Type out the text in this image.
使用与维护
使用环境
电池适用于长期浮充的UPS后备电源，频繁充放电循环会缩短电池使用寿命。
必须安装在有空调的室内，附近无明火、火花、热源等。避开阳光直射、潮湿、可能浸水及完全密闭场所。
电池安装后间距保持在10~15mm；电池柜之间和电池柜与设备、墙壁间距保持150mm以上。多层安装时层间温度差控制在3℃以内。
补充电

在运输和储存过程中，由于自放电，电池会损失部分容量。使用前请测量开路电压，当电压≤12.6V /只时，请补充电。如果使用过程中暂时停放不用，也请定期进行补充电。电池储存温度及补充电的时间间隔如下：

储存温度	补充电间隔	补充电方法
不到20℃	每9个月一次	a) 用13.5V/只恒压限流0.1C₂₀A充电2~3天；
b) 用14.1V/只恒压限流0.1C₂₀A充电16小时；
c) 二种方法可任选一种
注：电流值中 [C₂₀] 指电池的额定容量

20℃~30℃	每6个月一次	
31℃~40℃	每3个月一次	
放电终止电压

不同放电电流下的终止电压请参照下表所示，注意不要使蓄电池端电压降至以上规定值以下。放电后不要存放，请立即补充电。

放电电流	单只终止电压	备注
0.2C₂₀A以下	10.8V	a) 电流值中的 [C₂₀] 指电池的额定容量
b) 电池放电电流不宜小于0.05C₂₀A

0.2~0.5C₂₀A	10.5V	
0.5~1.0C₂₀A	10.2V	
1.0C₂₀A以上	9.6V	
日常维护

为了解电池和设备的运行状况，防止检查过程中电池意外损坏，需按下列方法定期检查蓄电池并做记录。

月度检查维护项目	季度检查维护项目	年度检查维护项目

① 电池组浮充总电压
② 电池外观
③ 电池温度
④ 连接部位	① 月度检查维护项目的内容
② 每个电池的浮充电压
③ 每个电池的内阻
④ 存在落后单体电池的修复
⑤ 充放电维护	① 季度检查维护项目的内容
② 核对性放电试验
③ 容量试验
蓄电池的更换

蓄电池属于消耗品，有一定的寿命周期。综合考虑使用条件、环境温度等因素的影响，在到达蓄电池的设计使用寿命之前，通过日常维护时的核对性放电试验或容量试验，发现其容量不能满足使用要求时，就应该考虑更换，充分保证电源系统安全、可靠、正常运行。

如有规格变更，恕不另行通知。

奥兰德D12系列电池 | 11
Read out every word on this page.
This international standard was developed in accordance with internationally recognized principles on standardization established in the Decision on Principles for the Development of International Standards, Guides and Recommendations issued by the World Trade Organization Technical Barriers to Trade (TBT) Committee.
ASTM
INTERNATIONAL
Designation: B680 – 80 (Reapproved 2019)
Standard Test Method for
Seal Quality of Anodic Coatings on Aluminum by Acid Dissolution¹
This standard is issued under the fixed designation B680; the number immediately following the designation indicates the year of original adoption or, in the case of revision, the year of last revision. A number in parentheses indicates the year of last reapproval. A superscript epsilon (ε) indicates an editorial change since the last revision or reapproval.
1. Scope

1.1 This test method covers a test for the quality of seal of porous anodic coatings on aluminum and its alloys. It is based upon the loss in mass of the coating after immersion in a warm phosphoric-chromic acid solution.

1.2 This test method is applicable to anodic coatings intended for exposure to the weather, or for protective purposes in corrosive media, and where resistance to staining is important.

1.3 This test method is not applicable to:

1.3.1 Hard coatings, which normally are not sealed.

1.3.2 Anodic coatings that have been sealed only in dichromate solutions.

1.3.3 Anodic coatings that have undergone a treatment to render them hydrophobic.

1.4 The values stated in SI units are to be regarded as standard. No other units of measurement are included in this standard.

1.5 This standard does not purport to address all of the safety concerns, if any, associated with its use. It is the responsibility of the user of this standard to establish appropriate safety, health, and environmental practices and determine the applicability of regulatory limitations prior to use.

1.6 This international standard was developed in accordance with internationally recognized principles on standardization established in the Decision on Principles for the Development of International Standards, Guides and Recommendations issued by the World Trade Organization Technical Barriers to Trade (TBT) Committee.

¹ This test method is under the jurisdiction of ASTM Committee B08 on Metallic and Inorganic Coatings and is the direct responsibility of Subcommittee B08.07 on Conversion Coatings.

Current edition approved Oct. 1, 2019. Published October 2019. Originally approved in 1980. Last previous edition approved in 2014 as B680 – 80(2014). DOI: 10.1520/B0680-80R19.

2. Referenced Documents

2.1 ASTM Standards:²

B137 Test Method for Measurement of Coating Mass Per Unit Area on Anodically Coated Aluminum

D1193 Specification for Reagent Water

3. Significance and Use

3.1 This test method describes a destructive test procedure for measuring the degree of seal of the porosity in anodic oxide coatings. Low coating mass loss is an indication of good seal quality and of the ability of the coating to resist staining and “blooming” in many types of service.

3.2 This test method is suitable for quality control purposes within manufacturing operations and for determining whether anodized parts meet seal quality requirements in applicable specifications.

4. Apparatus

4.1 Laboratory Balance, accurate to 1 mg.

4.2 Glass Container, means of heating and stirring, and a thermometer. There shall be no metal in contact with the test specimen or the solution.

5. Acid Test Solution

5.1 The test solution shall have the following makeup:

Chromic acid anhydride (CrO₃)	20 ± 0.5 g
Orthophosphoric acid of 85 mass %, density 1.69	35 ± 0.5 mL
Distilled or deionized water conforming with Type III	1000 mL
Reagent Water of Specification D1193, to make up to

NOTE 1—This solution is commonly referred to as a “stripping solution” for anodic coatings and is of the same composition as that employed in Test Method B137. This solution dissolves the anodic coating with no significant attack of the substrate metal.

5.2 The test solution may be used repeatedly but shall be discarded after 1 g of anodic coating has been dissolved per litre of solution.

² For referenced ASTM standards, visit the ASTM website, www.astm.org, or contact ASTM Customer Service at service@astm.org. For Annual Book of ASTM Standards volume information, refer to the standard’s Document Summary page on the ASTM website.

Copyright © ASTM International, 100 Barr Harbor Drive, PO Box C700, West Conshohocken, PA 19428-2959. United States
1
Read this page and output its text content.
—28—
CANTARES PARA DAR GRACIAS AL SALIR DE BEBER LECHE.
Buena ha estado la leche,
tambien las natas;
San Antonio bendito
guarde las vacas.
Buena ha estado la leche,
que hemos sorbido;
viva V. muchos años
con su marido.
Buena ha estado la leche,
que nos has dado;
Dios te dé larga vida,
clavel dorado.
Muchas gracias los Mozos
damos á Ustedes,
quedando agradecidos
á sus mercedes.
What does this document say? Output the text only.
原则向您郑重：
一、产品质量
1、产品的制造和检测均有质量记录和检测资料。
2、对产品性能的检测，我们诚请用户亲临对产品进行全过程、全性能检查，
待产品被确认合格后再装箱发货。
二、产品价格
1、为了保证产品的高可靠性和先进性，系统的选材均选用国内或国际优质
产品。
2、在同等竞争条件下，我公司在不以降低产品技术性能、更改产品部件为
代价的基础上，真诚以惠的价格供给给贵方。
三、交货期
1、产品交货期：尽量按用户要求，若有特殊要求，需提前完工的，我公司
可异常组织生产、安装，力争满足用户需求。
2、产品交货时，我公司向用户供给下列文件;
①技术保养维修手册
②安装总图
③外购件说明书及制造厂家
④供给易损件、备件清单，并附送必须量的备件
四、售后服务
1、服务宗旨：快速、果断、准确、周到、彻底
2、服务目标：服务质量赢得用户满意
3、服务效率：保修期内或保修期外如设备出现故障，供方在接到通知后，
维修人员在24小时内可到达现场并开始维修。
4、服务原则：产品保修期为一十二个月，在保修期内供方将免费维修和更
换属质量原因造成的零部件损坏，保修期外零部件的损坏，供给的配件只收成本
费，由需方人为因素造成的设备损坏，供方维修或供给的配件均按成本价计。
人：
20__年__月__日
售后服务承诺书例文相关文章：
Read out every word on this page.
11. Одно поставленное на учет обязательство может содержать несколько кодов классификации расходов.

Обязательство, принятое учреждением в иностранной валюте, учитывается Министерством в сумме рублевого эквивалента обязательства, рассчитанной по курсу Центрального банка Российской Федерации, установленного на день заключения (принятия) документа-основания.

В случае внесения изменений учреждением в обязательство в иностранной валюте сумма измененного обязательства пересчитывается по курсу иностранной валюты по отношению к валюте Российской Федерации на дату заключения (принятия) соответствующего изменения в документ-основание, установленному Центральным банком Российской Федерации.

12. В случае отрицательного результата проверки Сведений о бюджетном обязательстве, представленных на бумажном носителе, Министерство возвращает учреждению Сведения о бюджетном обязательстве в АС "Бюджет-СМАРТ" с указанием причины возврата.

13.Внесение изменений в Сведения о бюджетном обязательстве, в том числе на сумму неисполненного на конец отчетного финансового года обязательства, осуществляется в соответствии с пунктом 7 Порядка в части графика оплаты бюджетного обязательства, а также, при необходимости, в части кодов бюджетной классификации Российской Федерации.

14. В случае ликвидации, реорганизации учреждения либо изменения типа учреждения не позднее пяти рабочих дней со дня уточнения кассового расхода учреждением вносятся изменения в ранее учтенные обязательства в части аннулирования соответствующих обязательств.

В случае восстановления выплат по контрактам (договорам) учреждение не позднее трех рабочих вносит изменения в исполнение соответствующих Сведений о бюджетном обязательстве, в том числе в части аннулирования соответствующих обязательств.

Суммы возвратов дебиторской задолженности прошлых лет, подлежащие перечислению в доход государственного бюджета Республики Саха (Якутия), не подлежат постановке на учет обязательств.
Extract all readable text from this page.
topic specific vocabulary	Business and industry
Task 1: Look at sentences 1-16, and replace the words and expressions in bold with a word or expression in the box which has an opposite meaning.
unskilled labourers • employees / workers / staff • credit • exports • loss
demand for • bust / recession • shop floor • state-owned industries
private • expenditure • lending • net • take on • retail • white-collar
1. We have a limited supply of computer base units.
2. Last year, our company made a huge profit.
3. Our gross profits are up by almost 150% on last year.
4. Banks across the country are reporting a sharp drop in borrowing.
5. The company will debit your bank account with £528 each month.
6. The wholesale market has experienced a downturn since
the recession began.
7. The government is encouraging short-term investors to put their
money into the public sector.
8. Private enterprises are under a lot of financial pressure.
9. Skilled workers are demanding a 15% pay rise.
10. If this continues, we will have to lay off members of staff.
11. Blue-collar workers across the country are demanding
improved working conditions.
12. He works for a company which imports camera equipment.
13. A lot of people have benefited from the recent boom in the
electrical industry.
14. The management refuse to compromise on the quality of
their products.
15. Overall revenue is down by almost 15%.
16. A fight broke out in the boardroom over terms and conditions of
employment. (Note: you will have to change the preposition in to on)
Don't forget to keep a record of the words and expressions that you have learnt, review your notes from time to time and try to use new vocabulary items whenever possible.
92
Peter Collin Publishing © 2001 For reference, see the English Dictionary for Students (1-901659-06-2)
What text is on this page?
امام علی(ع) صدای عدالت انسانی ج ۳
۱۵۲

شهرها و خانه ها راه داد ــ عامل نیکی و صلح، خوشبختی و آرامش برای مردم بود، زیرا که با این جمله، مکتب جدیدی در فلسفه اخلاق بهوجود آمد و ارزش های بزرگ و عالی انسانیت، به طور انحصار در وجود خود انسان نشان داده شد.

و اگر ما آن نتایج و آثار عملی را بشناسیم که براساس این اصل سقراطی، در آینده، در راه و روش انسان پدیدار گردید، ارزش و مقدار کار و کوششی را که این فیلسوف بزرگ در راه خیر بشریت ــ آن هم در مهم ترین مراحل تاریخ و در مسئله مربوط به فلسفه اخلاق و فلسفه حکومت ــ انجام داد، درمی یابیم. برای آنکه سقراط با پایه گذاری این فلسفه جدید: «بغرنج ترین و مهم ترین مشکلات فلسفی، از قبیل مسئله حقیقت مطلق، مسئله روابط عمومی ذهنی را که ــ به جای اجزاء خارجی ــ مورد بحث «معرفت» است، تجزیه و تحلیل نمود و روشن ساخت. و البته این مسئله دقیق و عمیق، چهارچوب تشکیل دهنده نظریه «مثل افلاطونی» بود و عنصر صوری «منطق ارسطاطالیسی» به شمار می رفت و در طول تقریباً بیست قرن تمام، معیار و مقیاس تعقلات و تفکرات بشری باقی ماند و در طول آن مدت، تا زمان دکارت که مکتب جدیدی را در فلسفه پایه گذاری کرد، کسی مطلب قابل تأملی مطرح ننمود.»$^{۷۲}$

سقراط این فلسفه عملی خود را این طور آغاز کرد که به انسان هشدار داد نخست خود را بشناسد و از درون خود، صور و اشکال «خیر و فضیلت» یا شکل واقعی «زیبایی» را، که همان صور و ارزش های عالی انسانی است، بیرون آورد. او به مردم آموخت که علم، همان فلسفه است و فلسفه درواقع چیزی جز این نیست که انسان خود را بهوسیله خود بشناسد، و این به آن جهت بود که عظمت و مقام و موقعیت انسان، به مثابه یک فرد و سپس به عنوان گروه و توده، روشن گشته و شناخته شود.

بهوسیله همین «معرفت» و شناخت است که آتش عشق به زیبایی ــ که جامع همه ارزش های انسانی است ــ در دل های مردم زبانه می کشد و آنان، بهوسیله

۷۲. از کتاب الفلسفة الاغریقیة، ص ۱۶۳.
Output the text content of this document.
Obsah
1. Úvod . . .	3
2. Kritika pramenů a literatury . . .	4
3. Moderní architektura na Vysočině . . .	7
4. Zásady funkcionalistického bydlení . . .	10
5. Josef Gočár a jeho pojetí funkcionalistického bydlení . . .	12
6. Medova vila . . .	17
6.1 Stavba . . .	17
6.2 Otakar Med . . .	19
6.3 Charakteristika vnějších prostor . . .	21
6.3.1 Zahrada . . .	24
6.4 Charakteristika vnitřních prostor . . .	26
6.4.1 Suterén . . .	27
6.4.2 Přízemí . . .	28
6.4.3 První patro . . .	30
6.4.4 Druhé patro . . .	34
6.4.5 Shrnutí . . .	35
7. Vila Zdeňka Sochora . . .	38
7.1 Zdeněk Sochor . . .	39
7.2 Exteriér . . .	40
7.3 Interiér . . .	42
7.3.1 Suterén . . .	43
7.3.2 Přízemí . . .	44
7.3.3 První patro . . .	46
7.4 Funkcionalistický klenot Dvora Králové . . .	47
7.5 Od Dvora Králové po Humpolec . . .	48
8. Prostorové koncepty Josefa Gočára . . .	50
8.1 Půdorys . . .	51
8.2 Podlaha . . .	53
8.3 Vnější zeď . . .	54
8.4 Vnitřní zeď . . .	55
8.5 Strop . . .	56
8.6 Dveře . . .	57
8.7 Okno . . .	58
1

* * *

Description of the task >> Return the line that contains "Output the text content of this document." along with every line after it through the end of the entries, exactly, adding nothing.

Written reply >>
Output the text content of this document.
Obsah
1. Úvod . . .	3
2. Kritika pramenů a literatury . . .	4
3. Moderní architektura na Vysočině . . .	7
4. Zásady funkcionalistického bydlení . . .	10
5. Josef Gočár a jeho pojetí funkcionalistického bydlení . . .	12
6. Medova vila . . .	17
6.1 Stavba . . .	17
6.2 Otakar Med . . .	19
6.3 Charakteristika vnějších prostor . . .	21
6.3.1 Zahrada . . .	24
6.4 Charakteristika vnitřních prostor . . .	26
6.4.1 Suterén . . .	27
6.4.2 Přízemí . . .	28
6.4.3 První patro . . .	30
6.4.4 Druhé patro . . .	34
6.4.5 Shrnutí . . .	35
7. Vila Zdeňka Sochora . . .	38
7.1 Zdeněk Sochor . . .	39
7.2 Exteriér . . .	40
7.3 Interiér . . .	42
7.3.1 Suterén . . .	43
7.3.2 Přízemí . . .	44
7.3.3 První patro . . .	46
7.4 Funkcionalistický klenot Dvora Králové . . .	47
7.5 Od Dvora Králové po Humpolec . . .	48
8. Prostorové koncepty Josefa Gočára . . .	50
8.1 Půdorys . . .	51
8.2 Podlaha . . .	53
8.3 Vnější zeď . . .	54
8.4 Vnitřní zeď . . .	55
8.5 Strop . . .	56
8.6 Dveře . . .	57
8.7 Okno . . .	58
1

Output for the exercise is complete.